§ **WHAT IS EXPECTED**
Make an exact copy of the records, dropping all pictures.

-- start DATA EXTRACT --

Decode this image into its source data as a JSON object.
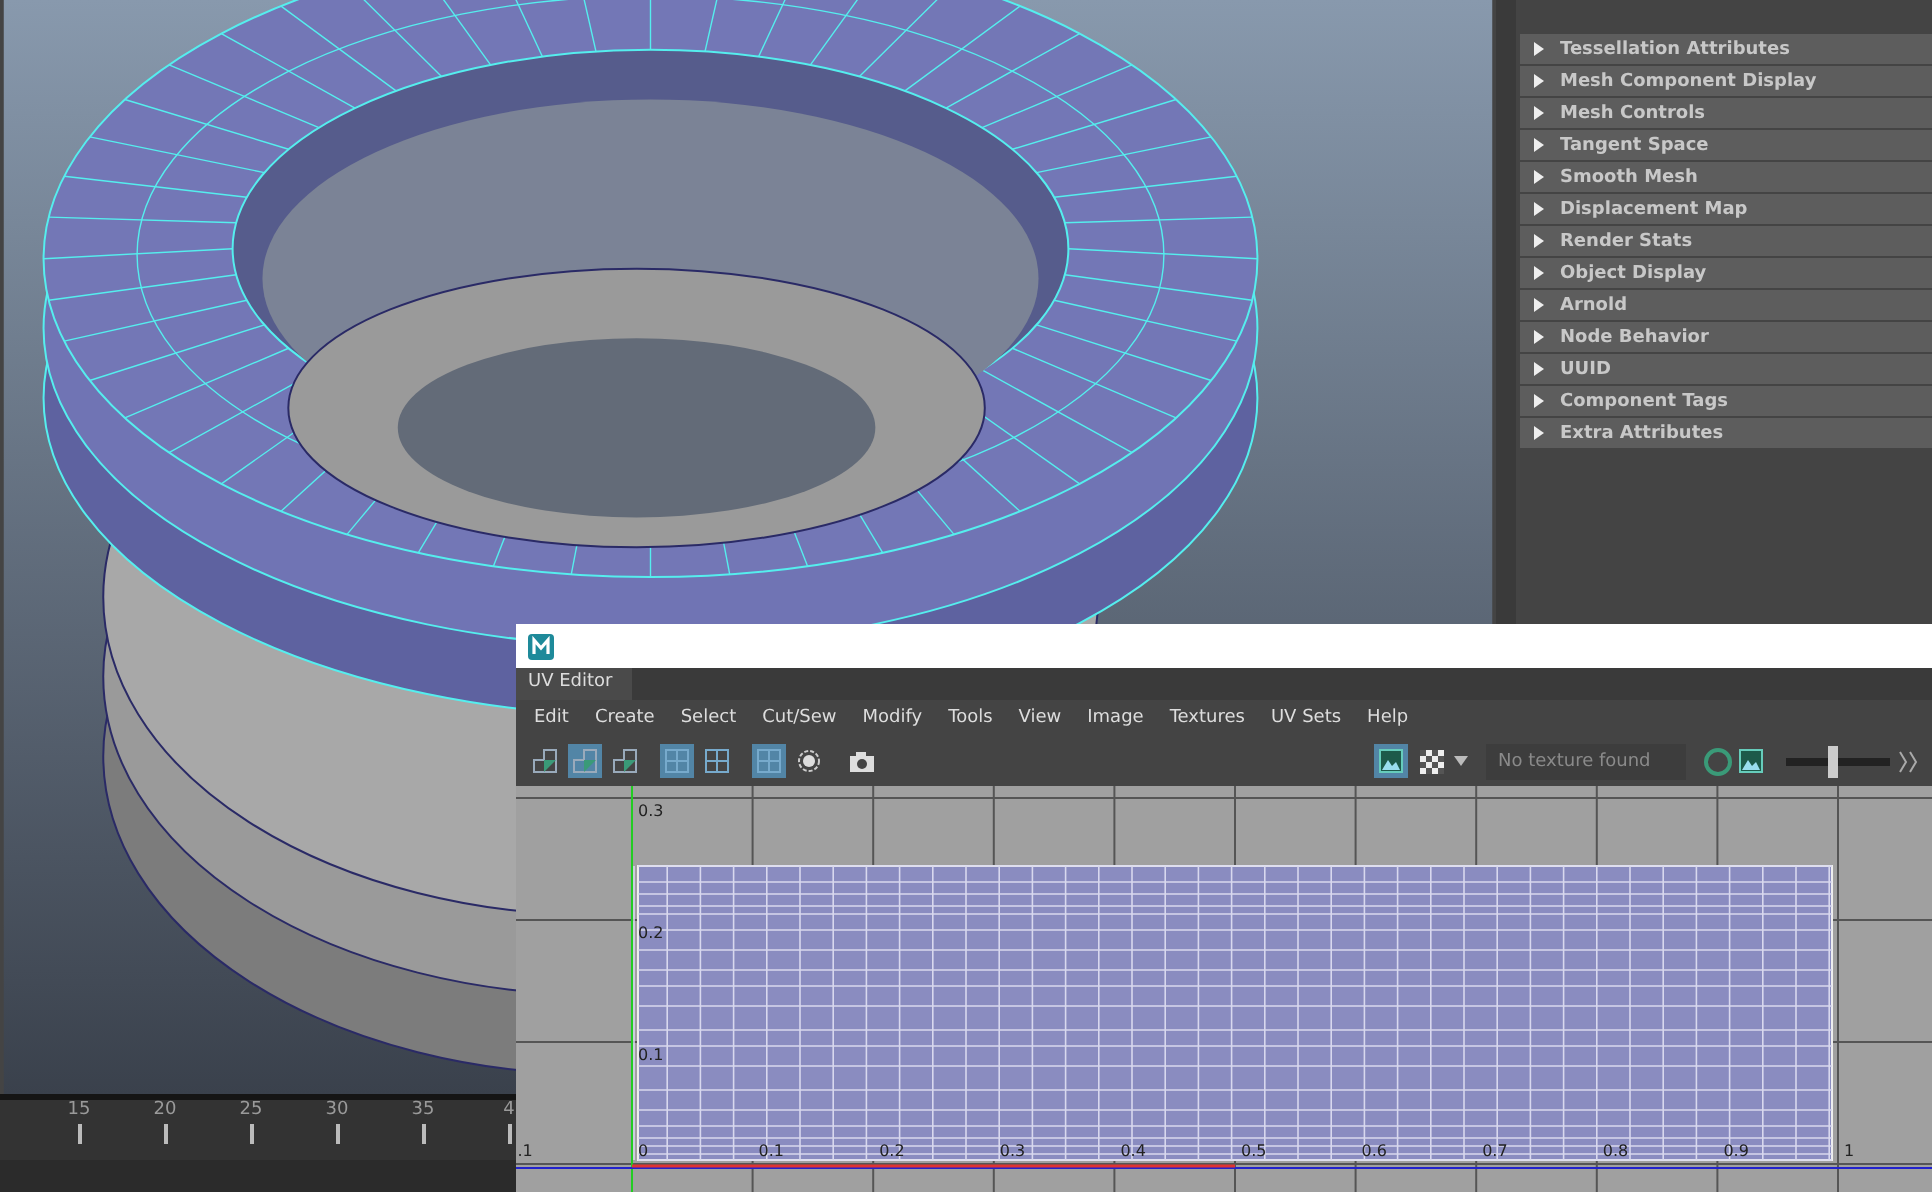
{
  "attribute_editor": {
    "sections": [
      {
        "label": "Tessellation Attributes",
        "expanded": false
      },
      {
        "label": "Mesh Component Display",
        "expanded": false
      },
      {
        "label": "Mesh Controls",
        "expanded": false
      },
      {
        "label": "Tangent Space",
        "expanded": false
      },
      {
        "label": "Smooth Mesh",
        "expanded": false
      },
      {
        "label": "Displacement Map",
        "expanded": false
      },
      {
        "label": "Render Stats",
        "expanded": false
      },
      {
        "label": "Object Display",
        "expanded": false
      },
      {
        "label": "Arnold",
        "expanded": false
      },
      {
        "label": "Node Behavior",
        "expanded": false
      },
      {
        "label": "UUID",
        "expanded": false
      },
      {
        "label": "Component Tags",
        "expanded": false
      },
      {
        "label": "Extra Attributes",
        "expanded": false
      }
    ]
  },
  "timeline": {
    "ticks": [
      "15",
      "20",
      "25",
      "30",
      "35",
      "4"
    ]
  },
  "uv_editor": {
    "tab": "UV Editor",
    "menu": [
      "Edit",
      "Create",
      "Select",
      "Cut/Sew",
      "Modify",
      "Tools",
      "View",
      "Image",
      "Textures",
      "UV Sets",
      "Help"
    ],
    "tools": [
      {
        "kind": "uv-shell",
        "selected": false
      },
      {
        "kind": "uv-shell",
        "selected": true
      },
      {
        "kind": "uv-shell",
        "selected": false
      },
      {
        "kind": "grid",
        "selected": true
      },
      {
        "kind": "grid",
        "selected": false
      },
      {
        "kind": "grid",
        "selected": true
      },
      {
        "kind": "circle",
        "selected": false
      },
      {
        "kind": "camera",
        "selected": false
      }
    ],
    "right_tools": [
      {
        "kind": "image",
        "selected": true
      },
      {
        "kind": "checker",
        "selected": false
      }
    ],
    "texture_field": {
      "placeholder": "No texture found"
    },
    "exposure": {
      "level": 0.45
    },
    "u_labels": [
      ".1",
      "0",
      "0.1",
      "0.2",
      "0.3",
      "0.4",
      "0.5",
      "0.6",
      "0.7",
      "0.8",
      "0.9",
      "1"
    ],
    "v_labels": [
      "0.3",
      "0.2",
      "0.1"
    ]
  }
}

-- end DATA EXTRACT --

§ **RESULT**
Decode this image into its source data as a JSON object.
{
  "attribute_editor": {
    "sections": [
      {
        "label": "Tessellation Attributes",
        "expanded": false
      },
      {
        "label": "Mesh Component Display",
        "expanded": false
      },
      {
        "label": "Mesh Controls",
        "expanded": false
      },
      {
        "label": "Tangent Space",
        "expanded": false
      },
      {
        "label": "Smooth Mesh",
        "expanded": false
      },
      {
        "label": "Displacement Map",
        "expanded": false
      },
      {
        "label": "Render Stats",
        "expanded": false
      },
      {
        "label": "Object Display",
        "expanded": false
      },
      {
        "label": "Arnold",
        "expanded": false
      },
      {
        "label": "Node Behavior",
        "expanded": false
      },
      {
        "label": "UUID",
        "expanded": false
      },
      {
        "label": "Component Tags",
        "expanded": false
      },
      {
        "label": "Extra Attributes",
        "expanded": false
      }
    ]
  },
  "timeline": {
    "ticks": [
      "15",
      "20",
      "25",
      "30",
      "35",
      "4"
    ]
  },
  "uv_editor": {
    "tab": "UV Editor",
    "menu": [
      "Edit",
      "Create",
      "Select",
      "Cut/Sew",
      "Modify",
      "Tools",
      "View",
      "Image",
      "Textures",
      "UV Sets",
      "Help"
    ],
    "tools": [
      {
        "kind": "uv-shell",
        "selected": false
      },
      {
        "kind": "uv-shell",
        "selected": true
      },
      {
        "kind": "uv-shell",
        "selected": false
      },
      {
        "kind": "grid",
        "selected": true
      },
      {
        "kind": "grid",
        "selected": false
      },
      {
        "kind": "grid",
        "selected": true
      },
      {
        "kind": "circle",
        "selected": false
      },
      {
        "kind": "camera",
        "selected": false
      }
    ],
    "right_tools": [
      {
        "kind": "image",
        "selected": true
      },
      {
        "kind": "checker",
        "selected": false
      }
    ],
    "texture_field": {
      "placeholder": "No texture found"
    },
    "exposure": {
      "level": 0.45
    },
    "u_labels": [
      ".1",
      "0",
      "0.1",
      "0.2",
      "0.3",
      "0.4",
      "0.5",
      "0.6",
      "0.7",
      "0.8",
      "0.9",
      "1"
    ],
    "v_labels": [
      "0.3",
      "0.2",
      "0.1"
    ]
  }
}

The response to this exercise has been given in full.